In the copy, include every entry exactly but none of the pictures.

> _Records for this exercise_:
"""

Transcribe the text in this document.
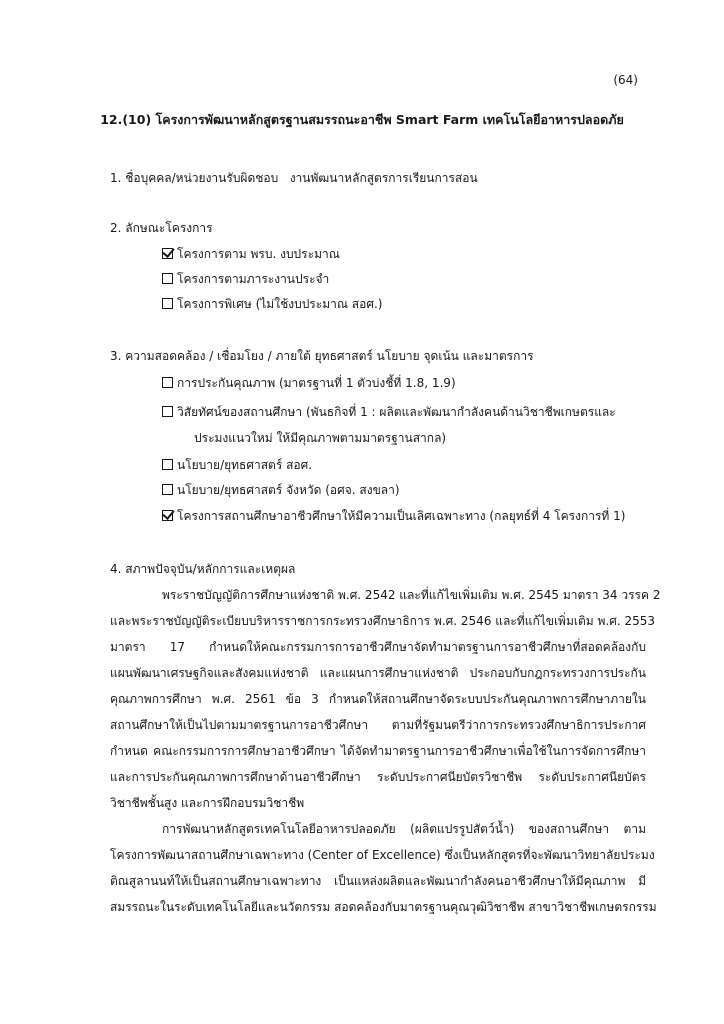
(64)
12.(10) โครงการพัฒนาหลักสูตรฐานสมรรถนะอาชีพ Smart Farm เทคโนโลยีอาหารปลอดภัย
1. ชื่อบุคคล/หน่วยงานรับผิดชอบ งานพัฒนาหลักสูตรการเรียนการสอน
2. ลักษณะโครงการ
โครงการตาม พรบ. งบประมาณ
โครงการตามภาระงานประจำ
โครงการพิเศษ (ไม่ใช้งบประมาณ สอศ.)
3. ความสอดคล้อง / เชื่อมโยง / ภายใต้ ยุทธศาสตร์ นโยบาย จุดเน้น และมาตรการ
การประกันคุณภาพ (มาตรฐานที่ 1 ตัวบ่งชี้ที่ 1.8, 1.9)
วิสัยทัศน์ของสถานศึกษา (พันธกิจที่ 1 : ผลิตและพัฒนากำลังคนด้านวิชาชีพเกษตรและ
ประมงแนวใหม่ ให้มีคุณภาพตามมาตรฐานสากล)
นโยบาย/ยุทธศาสตร์ สอศ.
นโยบาย/ยุทธศาสตร์ จังหวัด (อศจ. สงขลา)
โครงการสถานศึกษาอาชีวศึกษาให้มีความเป็นเลิศเฉพาะทาง (กลยุทธ์ที่ 4 โครงการที่ 1)
4. สภาพปัจจุบัน/หลักการและเหตุผล
พระราชบัญญัติการศึกษาแห่งชาติ พ.ศ. 2542 และที่แก้ไขเพิ่มเติม พ.ศ. 2545 มาตรา 34 วรรค 2
และพระราชบัญญัติระเบียบบริหารราชการกระทรวงศึกษาธิการ พ.ศ. 2546 และที่แก้ไขเพิ่มเติม พ.ศ. 2553
มาตรา 17 กำหนดให้คณะกรรมการการอาชีวศึกษาจัดทำมาตรฐานการอาชีวศึกษาที่สอดคล้องกับ
แผนพัฒนาเศรษฐกิจและสังคมแห่งชาติ และแผนการศึกษาแห่งชาติ ประกอบกับกฎกระทรวงการประกัน
คุณภาพการศึกษา พ.ศ. 2561 ข้อ 3 กำหนดให้สถานศึกษาจัดระบบประกันคุณภาพการศึกษาภายใน
สถานศึกษาให้เป็นไปตามมาตรฐานการอาชีวศึกษา ตามที่รัฐมนตรีว่าการกระทรวงศึกษาธิการประกาศ
กำหนด คณะกรรมการการศึกษาอาชีวศึกษา ได้จัดทำมาตรฐานการอาชีวศึกษาเพื่อใช้ในการจัดการศึกษา
และการประกันคุณภาพการศึกษาด้านอาชีวศึกษา ระดับประกาศนียบัตรวิชาชีพ ระดับประกาศนียบัตร
วิชาชีพชั้นสูง และการฝึกอบรมวิชาชีพ
การพัฒนาหลักสูตรเทคโนโลยีอาหารปลอดภัย (ผลิตแปรรูปสัตว์น้ำ) ของสถานศึกษา ตาม
โครงการพัฒนาสถานศึกษาเฉพาะทาง (Center of Excellence) ซึ่งเป็นหลักสูตรที่จะพัฒนาวิทยาลัยประมง
ติณสูลานนท์ให้เป็นสถานศึกษาเฉพาะทาง เป็นแหล่งผลิตและพัฒนากำลังคนอาชีวศึกษาให้มีคุณภาพ มี
สมรรถนะในระดับเทคโนโลยีและนวัตกรรม สอดคล้องกับมาตรฐานคุณวุฒิวิชาชีพ สาขาวิชาชีพเกษตรกรรม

"""

> _Output below_:
Transcribe the text in this document.
(64)
12.(10) โครงการพัฒนาหลักสูตรฐานสมรรถนะอาชีพ Smart Farm เทคโนโลยีอาหารปลอดภัย
1. ชื่อบุคคล/หน่วยงานรับผิดชอบ งานพัฒนาหลักสูตรการเรียนการสอน
2. ลักษณะโครงการ
โครงการตาม พรบ. งบประมาณ
โครงการตามภาระงานประจำ
โครงการพิเศษ (ไม่ใช้งบประมาณ สอศ.)
3. ความสอดคล้อง / เชื่อมโยง / ภายใต้ ยุทธศาสตร์ นโยบาย จุดเน้น และมาตรการ
การประกันคุณภาพ (มาตรฐานที่ 1 ตัวบ่งชี้ที่ 1.8, 1.9)
วิสัยทัศน์ของสถานศึกษา (พันธกิจที่ 1 : ผลิตและพัฒนากำลังคนด้านวิชาชีพเกษตรและ
ประมงแนวใหม่ ให้มีคุณภาพตามมาตรฐานสากล)
นโยบาย/ยุทธศาสตร์ สอศ.
นโยบาย/ยุทธศาสตร์ จังหวัด (อศจ. สงขลา)
โครงการสถานศึกษาอาชีวศึกษาให้มีความเป็นเลิศเฉพาะทาง (กลยุทธ์ที่ 4 โครงการที่ 1)
4. สภาพปัจจุบัน/หลักการและเหตุผล
พระราชบัญญัติการศึกษาแห่งชาติ พ.ศ. 2542 และที่แก้ไขเพิ่มเติม พ.ศ. 2545 มาตรา 34 วรรค 2
และพระราชบัญญัติระเบียบบริหารราชการกระทรวงศึกษาธิการ พ.ศ. 2546 และที่แก้ไขเพิ่มเติม พ.ศ. 2553
มาตรา 17 กำหนดให้คณะกรรมการการอาชีวศึกษาจัดทำมาตรฐานการอาชีวศึกษาที่สอดคล้องกับ
แผนพัฒนาเศรษฐกิจและสังคมแห่งชาติ และแผนการศึกษาแห่งชาติ ประกอบกับกฎกระทรวงการประกัน
คุณภาพการศึกษา พ.ศ. 2561 ข้อ 3 กำหนดให้สถานศึกษาจัดระบบประกันคุณภาพการศึกษาภายใน
สถานศึกษาให้เป็นไปตามมาตรฐานการอาชีวศึกษา ตามที่รัฐมนตรีว่าการกระทรวงศึกษาธิการประกาศ
กำหนด คณะกรรมการการศึกษาอาชีวศึกษา ได้จัดทำมาตรฐานการอาชีวศึกษาเพื่อใช้ในการจัดการศึกษา
และการประกันคุณภาพการศึกษาด้านอาชีวศึกษา ระดับประกาศนียบัตรวิชาชีพ ระดับประกาศนียบัตร
วิชาชีพชั้นสูง และการฝึกอบรมวิชาชีพ
การพัฒนาหลักสูตรเทคโนโลยีอาหารปลอดภัย (ผลิตแปรรูปสัตว์น้ำ) ของสถานศึกษา ตาม
โครงการพัฒนาสถานศึกษาเฉพาะทาง (Center of Excellence) ซึ่งเป็นหลักสูตรที่จะพัฒนาวิทยาลัยประมง
ติณสูลานนท์ให้เป็นสถานศึกษาเฉพาะทาง เป็นแหล่งผลิตและพัฒนากำลังคนอาชีวศึกษาให้มีคุณภาพ มี
สมรรถนะในระดับเทคโนโลยีและนวัตกรรม สอดคล้องกับมาตรฐานคุณวุฒิวิชาชีพ สาขาวิชาชีพเกษตรกรรม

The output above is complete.